■ **SET EXERCISE**: Go through the entries one line at a time, and gather every line that has the word "title".

□ □ □ □ □

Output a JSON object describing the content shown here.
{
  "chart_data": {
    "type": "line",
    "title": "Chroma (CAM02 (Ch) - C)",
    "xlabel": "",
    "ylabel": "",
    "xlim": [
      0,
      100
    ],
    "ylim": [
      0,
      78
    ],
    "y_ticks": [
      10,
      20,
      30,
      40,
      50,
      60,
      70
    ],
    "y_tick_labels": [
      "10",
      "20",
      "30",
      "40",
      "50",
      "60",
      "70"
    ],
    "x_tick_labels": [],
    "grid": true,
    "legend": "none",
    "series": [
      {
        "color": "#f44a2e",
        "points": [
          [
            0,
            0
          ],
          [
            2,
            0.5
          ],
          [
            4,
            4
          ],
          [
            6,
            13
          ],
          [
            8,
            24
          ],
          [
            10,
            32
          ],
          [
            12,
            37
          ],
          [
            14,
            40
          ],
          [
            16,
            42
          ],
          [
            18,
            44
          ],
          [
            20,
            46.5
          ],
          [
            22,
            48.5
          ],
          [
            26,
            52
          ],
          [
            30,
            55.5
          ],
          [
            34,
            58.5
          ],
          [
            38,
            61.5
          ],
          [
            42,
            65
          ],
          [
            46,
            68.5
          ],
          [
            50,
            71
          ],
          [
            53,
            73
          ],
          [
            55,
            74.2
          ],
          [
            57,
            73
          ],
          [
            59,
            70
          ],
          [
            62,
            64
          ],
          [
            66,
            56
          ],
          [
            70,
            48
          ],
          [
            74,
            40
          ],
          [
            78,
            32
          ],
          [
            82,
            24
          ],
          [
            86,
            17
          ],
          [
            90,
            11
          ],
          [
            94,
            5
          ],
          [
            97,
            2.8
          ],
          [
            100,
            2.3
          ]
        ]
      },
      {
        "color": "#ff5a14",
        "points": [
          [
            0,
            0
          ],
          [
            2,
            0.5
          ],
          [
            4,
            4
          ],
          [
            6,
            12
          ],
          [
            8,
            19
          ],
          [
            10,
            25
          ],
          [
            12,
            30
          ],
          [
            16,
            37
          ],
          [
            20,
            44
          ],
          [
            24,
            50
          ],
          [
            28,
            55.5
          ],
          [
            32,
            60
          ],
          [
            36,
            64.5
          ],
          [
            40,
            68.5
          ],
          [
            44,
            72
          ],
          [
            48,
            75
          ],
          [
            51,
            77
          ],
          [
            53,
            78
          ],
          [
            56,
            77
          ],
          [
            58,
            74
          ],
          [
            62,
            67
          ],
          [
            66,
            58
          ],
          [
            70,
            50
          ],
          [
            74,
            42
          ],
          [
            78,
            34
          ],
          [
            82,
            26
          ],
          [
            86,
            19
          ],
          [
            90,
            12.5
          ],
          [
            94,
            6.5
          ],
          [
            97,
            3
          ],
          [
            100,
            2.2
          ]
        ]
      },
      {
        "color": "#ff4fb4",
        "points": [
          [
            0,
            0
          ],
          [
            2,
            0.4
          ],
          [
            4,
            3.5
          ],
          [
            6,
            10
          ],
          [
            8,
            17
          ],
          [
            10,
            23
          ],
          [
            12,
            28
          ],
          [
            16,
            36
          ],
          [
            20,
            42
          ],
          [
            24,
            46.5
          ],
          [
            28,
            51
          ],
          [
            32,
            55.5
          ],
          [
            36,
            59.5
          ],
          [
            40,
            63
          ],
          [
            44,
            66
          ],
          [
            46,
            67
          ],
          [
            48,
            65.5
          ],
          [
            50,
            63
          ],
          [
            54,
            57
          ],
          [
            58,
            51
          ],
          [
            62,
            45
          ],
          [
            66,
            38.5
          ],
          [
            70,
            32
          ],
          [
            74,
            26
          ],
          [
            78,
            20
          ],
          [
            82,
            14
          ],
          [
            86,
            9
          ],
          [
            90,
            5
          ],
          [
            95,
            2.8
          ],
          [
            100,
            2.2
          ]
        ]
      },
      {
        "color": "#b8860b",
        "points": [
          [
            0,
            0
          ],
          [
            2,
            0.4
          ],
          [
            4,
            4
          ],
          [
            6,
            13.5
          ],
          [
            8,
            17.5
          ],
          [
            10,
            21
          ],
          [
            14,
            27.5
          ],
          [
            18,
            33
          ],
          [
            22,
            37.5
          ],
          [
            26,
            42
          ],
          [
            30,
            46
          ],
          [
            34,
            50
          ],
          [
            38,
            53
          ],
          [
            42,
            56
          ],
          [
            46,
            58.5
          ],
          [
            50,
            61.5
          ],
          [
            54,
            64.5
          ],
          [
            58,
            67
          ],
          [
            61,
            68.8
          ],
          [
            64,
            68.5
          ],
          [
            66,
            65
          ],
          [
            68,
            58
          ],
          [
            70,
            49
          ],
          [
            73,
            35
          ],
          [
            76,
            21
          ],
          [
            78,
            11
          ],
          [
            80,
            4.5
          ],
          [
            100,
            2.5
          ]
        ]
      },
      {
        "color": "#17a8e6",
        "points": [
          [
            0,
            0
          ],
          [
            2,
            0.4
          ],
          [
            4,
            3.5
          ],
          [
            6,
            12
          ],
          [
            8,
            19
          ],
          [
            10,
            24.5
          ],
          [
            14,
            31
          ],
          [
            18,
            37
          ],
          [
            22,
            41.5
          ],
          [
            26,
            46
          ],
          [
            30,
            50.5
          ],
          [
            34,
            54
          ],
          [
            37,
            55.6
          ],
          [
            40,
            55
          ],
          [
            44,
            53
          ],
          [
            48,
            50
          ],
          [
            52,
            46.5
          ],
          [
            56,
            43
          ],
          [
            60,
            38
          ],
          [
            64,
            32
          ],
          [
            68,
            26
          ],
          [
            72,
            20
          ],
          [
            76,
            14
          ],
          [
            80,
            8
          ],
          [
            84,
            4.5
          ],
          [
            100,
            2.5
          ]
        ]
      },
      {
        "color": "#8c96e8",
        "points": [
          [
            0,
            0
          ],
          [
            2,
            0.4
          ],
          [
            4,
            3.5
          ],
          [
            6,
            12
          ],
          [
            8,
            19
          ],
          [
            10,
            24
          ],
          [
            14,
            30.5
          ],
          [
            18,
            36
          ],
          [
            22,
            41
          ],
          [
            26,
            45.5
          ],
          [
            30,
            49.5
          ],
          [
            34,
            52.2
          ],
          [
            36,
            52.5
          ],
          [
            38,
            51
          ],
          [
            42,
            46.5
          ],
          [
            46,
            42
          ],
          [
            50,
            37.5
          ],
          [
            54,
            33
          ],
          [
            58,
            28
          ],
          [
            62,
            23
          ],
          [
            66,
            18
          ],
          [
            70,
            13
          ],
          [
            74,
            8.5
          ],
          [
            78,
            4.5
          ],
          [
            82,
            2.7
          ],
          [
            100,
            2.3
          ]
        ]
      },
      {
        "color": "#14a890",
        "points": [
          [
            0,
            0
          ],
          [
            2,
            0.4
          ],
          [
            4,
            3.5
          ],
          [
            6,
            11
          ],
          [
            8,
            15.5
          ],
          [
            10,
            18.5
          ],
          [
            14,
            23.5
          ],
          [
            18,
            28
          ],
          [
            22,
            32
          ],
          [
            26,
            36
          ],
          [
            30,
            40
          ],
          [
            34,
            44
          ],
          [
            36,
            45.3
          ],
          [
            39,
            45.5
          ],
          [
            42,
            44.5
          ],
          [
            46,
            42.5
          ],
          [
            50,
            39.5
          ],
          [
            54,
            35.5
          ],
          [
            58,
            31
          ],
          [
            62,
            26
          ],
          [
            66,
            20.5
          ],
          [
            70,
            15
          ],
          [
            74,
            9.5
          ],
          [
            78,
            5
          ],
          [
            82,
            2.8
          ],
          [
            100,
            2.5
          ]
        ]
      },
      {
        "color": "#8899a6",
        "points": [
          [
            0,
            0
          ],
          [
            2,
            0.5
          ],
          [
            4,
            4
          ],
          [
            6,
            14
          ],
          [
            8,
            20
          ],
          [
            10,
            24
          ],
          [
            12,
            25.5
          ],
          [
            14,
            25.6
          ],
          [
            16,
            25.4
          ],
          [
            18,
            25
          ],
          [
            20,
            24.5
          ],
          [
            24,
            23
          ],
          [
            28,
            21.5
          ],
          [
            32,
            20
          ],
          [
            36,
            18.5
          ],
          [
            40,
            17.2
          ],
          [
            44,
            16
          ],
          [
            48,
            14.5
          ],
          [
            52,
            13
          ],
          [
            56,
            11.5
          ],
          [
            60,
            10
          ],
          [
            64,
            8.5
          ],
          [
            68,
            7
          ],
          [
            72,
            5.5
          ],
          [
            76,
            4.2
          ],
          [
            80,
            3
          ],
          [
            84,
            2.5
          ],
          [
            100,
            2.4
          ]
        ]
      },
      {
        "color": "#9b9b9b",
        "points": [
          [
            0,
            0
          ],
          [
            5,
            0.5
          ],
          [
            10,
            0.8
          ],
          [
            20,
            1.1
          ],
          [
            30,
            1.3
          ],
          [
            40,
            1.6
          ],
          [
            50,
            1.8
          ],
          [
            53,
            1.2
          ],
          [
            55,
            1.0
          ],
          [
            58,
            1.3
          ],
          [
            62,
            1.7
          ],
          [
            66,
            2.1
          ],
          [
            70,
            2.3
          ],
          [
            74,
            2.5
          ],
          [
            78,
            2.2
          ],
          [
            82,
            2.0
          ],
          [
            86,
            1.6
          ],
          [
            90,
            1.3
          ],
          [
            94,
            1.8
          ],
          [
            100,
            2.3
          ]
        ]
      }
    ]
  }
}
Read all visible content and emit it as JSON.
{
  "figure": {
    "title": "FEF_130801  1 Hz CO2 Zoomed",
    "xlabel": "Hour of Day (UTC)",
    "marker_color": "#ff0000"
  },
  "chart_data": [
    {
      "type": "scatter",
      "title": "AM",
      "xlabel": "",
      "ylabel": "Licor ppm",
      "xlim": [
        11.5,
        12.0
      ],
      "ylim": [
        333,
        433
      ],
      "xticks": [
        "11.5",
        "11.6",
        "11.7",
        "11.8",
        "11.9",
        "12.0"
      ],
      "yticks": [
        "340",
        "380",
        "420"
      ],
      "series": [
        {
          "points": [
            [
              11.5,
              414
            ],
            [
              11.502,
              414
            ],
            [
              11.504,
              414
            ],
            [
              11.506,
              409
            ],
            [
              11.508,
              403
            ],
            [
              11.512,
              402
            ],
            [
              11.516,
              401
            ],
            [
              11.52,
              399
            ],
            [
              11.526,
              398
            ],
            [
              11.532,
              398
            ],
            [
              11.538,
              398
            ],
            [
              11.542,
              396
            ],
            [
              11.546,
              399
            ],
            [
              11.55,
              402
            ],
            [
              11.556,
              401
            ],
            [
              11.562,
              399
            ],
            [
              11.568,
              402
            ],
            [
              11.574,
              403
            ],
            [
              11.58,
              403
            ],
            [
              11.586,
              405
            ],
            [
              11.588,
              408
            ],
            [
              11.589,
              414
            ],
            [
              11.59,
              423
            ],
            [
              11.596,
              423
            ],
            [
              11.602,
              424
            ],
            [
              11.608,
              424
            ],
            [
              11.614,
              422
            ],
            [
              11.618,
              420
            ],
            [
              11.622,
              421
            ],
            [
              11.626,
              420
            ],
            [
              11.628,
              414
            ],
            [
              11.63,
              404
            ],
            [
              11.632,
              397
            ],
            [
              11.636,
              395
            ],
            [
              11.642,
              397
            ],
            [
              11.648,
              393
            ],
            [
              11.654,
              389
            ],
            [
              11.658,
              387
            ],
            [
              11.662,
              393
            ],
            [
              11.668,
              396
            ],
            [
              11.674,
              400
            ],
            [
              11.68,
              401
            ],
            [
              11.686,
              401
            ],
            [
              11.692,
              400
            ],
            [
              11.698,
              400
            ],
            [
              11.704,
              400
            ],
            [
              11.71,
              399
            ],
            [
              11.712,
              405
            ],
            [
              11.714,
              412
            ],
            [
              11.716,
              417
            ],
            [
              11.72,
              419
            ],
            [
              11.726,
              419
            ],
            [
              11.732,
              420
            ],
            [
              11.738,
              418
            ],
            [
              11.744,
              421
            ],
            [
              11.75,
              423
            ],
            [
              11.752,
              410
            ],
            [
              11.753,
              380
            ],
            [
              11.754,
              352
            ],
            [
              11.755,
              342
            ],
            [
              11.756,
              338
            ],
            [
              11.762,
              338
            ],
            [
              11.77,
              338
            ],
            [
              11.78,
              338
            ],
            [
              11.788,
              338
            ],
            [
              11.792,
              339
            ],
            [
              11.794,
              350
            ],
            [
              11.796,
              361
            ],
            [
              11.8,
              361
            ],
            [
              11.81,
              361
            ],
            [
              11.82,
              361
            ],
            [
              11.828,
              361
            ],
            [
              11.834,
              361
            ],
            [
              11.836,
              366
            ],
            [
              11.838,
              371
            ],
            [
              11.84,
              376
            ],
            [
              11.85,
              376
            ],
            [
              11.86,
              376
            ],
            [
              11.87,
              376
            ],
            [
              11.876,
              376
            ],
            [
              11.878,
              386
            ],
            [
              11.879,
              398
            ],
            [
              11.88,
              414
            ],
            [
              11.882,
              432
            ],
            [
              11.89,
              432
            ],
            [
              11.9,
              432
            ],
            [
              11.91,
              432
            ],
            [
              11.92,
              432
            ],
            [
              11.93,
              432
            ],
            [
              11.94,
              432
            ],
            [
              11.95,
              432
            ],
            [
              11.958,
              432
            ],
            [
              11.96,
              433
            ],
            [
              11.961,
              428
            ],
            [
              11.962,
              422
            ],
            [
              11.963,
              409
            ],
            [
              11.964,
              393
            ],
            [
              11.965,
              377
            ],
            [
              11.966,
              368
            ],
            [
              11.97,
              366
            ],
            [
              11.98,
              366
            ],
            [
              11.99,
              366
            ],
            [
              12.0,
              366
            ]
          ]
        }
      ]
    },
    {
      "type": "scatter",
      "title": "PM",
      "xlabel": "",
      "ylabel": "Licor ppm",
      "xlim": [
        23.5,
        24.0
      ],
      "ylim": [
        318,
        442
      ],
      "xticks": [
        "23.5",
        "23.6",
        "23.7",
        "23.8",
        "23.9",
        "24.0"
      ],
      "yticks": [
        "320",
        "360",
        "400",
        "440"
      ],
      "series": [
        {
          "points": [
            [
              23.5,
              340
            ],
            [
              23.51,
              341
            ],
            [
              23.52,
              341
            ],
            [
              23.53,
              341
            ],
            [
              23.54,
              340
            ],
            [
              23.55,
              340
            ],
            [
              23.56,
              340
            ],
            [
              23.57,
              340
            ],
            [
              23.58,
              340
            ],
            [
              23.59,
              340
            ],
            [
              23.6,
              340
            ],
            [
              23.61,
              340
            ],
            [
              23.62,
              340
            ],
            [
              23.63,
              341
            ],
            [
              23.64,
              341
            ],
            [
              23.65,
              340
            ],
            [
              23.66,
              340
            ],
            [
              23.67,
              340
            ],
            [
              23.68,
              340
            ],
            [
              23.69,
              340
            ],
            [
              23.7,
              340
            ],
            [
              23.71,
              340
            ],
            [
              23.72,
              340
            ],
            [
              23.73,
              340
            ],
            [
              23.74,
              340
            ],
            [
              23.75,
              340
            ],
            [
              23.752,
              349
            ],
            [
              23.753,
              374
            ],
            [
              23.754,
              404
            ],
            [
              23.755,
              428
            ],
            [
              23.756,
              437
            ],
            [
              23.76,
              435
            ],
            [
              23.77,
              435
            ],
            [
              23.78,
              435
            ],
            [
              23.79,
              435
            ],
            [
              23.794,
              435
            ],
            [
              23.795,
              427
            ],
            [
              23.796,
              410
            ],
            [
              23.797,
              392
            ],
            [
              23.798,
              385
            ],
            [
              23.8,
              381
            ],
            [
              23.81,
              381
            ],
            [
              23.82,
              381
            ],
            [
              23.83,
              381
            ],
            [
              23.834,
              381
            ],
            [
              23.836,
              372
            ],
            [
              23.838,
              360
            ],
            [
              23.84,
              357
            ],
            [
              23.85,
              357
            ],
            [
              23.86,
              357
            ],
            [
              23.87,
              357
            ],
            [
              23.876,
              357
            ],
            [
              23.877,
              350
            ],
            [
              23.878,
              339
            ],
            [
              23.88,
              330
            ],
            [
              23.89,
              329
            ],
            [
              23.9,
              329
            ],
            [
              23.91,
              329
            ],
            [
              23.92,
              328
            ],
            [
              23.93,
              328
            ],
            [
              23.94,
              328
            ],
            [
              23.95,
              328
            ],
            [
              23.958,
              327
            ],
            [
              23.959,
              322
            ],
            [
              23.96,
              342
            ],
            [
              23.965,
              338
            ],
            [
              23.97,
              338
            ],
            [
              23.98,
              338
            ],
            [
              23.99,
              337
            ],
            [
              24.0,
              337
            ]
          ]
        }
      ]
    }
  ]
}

□ □ □ □ □

■ **EXERCISE ANSWER**:
    "title": "Chroma (CAM02 (Ch) - C)",
    "title": "FEF_130801  1 Hz CO2 Zoomed",
      "title": "AM",
      "title": "PM",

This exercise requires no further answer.